Data entries:
>>>

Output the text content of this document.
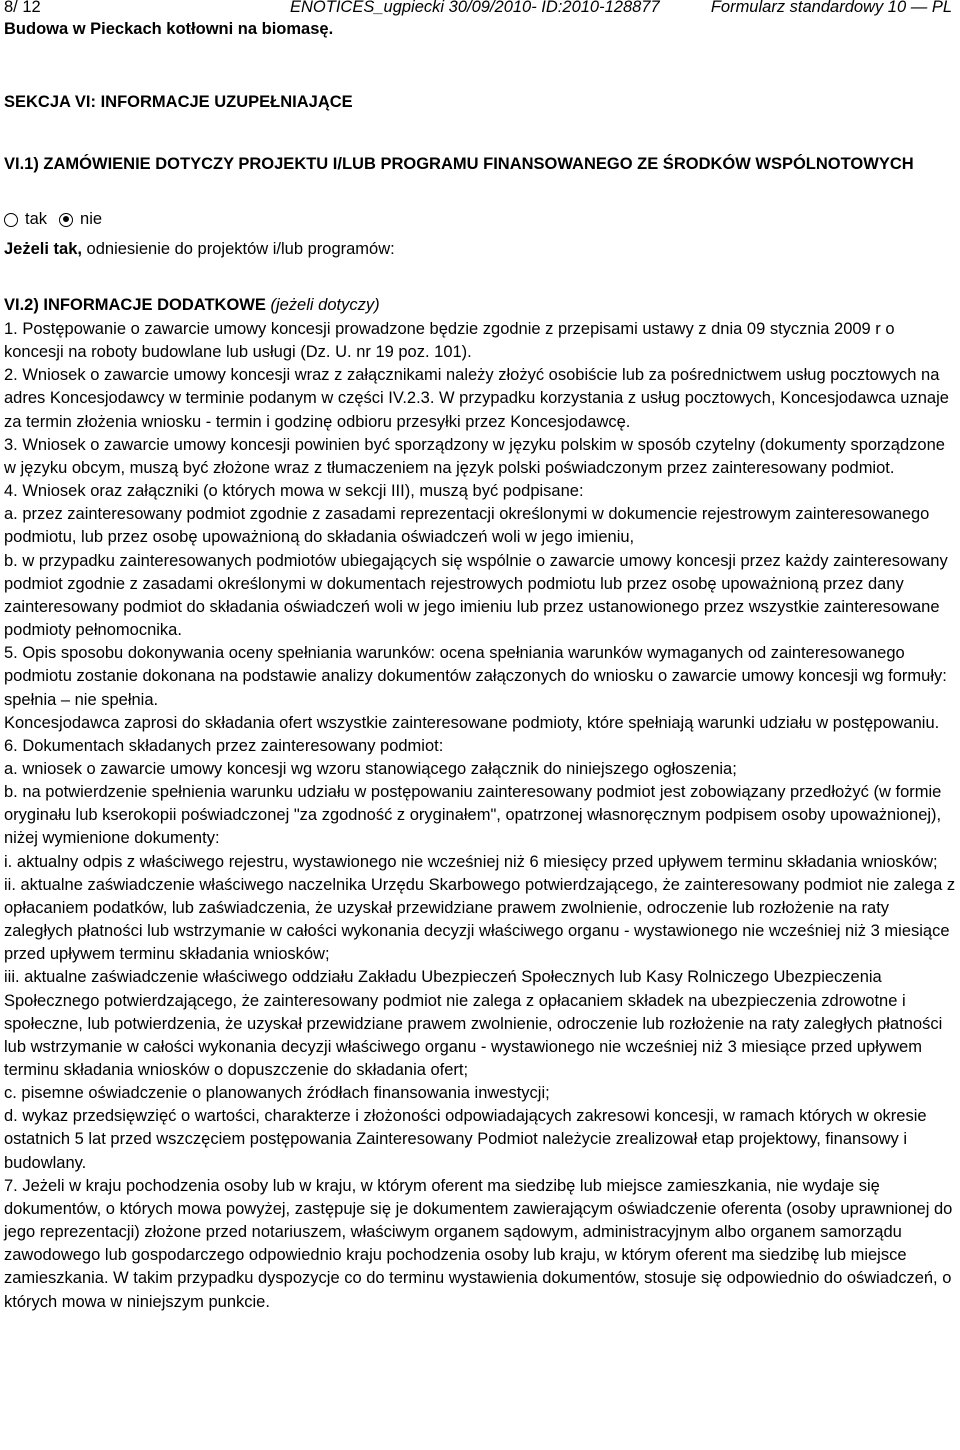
8/ 12	ENOTICES_ugpiecki 30/09/2010- ID:2010-128877	Formularz standardowy 10 — PL
Budowa w Pieckach kotłowni na biomasę.
SEKCJA VI: INFORMACJE UZUPEŁNIAJĄCE
VI.1) ZAMÓWIENIE DOTYCZY PROJEKTU I/LUB PROGRAMU FINANSOWANEGO ZE ŚRODKÓW WSPÓLNOTOWYCH
tak nie
Jeżeli tak, odniesienie do projektów i/lub programów:
VI.2) INFORMACJE DODATKOWE (jeżeli dotyczy)

1. Postępowanie o zawarcie umowy koncesji prowadzone będzie zgodnie z przepisami ustawy z dnia 09 stycznia 2009 r o koncesji na roboty budowlane lub usługi (Dz. U. nr 19 poz. 101).

2. Wniosek o zawarcie umowy koncesji wraz z załącznikami należy złożyć osobiście lub za pośrednictwem usług pocztowych na adres Koncesjodawcy w terminie podanym w części IV.2.3. W przypadku korzystania z usług pocztowych, Koncesjodawca uznaje za termin złożenia wniosku - termin i godzinę odbioru przesyłki przez Koncesjodawcę.

3. Wniosek o zawarcie umowy koncesji powinien być sporządzony w języku polskim w sposób czytelny (dokumenty sporządzone w języku obcym, muszą być złożone wraz z tłumaczeniem na język polski poświadczonym przez zainteresowany podmiot.

4. Wniosek oraz załączniki (o których mowa w sekcji III), muszą być podpisane:

a. przez zainteresowany podmiot zgodnie z zasadami reprezentacji określonymi w dokumencie rejestrowym zainteresowanego podmiotu, lub przez osobę upoważnioną do składania oświadczeń woli w jego imieniu,

b. w przypadku zainteresowanych podmiotów ubiegających się wspólnie o zawarcie umowy koncesji przez każdy zainteresowany podmiot zgodnie z zasadami określonymi w dokumentach rejestrowych podmiotu lub przez osobę upoważnioną przez dany zainteresowany podmiot do składania oświadczeń woli w jego imieniu lub przez ustanowionego przez wszystkie zainteresowane podmioty pełnomocnika.

5. Opis sposobu dokonywania oceny spełniania warunków: ocena spełniania warunków wymaganych od zainteresowanego podmiotu zostanie dokonana na podstawie analizy dokumentów załączonych do wniosku o zawarcie umowy koncesji wg formuły: spełnia – nie spełnia.

Koncesjodawca zaprosi do składania ofert wszystkie zainteresowane podmioty, które spełniają warunki udziału w postępowaniu.

6. Dokumentach składanych przez zainteresowany podmiot:

a. wniosek o zawarcie umowy koncesji wg wzoru stanowiącego załącznik do niniejszego ogłoszenia;

b. na potwierdzenie spełnienia warunku udziału w postępowaniu zainteresowany podmiot jest zobowiązany przedłożyć (w formie oryginału lub kserokopii poświadczonej "za zgodność z oryginałem", opatrzonej własnoręcznym podpisem osoby upoważnionej), niżej wymienione dokumenty:

i. aktualny odpis z właściwego rejestru, wystawionego nie wcześniej niż 6 miesięcy przed upływem terminu składania wniosków;

ii. aktualne zaświadczenie właściwego naczelnika Urzędu Skarbowego potwierdzającego, że zainteresowany podmiot nie zalega z opłacaniem podatków, lub zaświadczenia, że uzyskał przewidziane prawem zwolnienie, odroczenie lub rozłożenie na raty zaległych płatności lub wstrzymanie w całości wykonania decyzji właściwego organu - wystawionego nie wcześniej niż 3 miesiące przed upływem terminu składania wniosków;

iii. aktualne zaświadczenie właściwego oddziału Zakładu Ubezpieczeń Społecznych lub Kasy Rolniczego Ubezpieczenia Społecznego potwierdzającego, że zainteresowany podmiot nie zalega z opłacaniem składek na ubezpieczenia zdrowotne i społeczne, lub potwierdzenia, że uzyskał przewidziane prawem zwolnienie, odroczenie lub rozłożenie na raty zaległych płatności lub wstrzymanie w całości wykonania decyzji właściwego organu - wystawionego nie wcześniej niż 3 miesiące przed upływem terminu składania wniosków o dopuszczenie do składania ofert;

c. pisemne oświadczenie o planowanych źródłach finansowania inwestycji;

d. wykaz przedsięwzięć o wartości, charakterze i złożoności odpowiadających zakresowi koncesji, w ramach których w okresie ostatnich 5 lat przed wszczęciem postępowania Zainteresowany Podmiot należycie zrealizował etap projektowy, finansowy i budowlany.

7. Jeżeli w kraju pochodzenia osoby lub w kraju, w którym oferent ma siedzibę lub miejsce zamieszkania, nie wydaje się dokumentów, o których mowa powyżej, zastępuje się je dokumentem zawierającym oświadczenie oferenta (osoby uprawnionej do jego reprezentacji) złożone przed notariuszem, właściwym organem sądowym, administracyjnym albo organem samorządu zawodowego lub gospodarczego odpowiednio kraju pochodzenia osoby lub kraju, w którym oferent ma siedzibę lub miejsce zamieszkania. W takim przypadku dyspozycje co do terminu wystawienia dokumentów, stosuje się odpowiednio do oświadczeń, o których mowa w niniejszym punkcie.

<<<

Locate all lines that include the word "ofert" and copy them out.

◆ **Result**
Koncesjodawca zaprosi do składania ofert wszystkie zainteresowane podmioty, które spełniają warunki udziału w postępowaniu.
iii. aktualne zaświadczenie właściwego oddziału Zakładu Ubezpieczeń Społecznych lub Kasy Rolniczego Ubezpieczenia Społecznego potwierdzającego, że zainteresowany podmiot nie zalega z opłacaniem składek na ubezpieczenia zdrowotne i społeczne, lub potwierdzenia, że uzyskał przewidziane prawem zwolnienie, odroczenie lub rozłożenie na raty zaległych płatności lub wstrzymanie w całości wykonania decyzji właściwego organu - wystawionego nie wcześniej niż 3 miesiące przed upływem terminu składania wniosków o dopuszczenie do składania ofert;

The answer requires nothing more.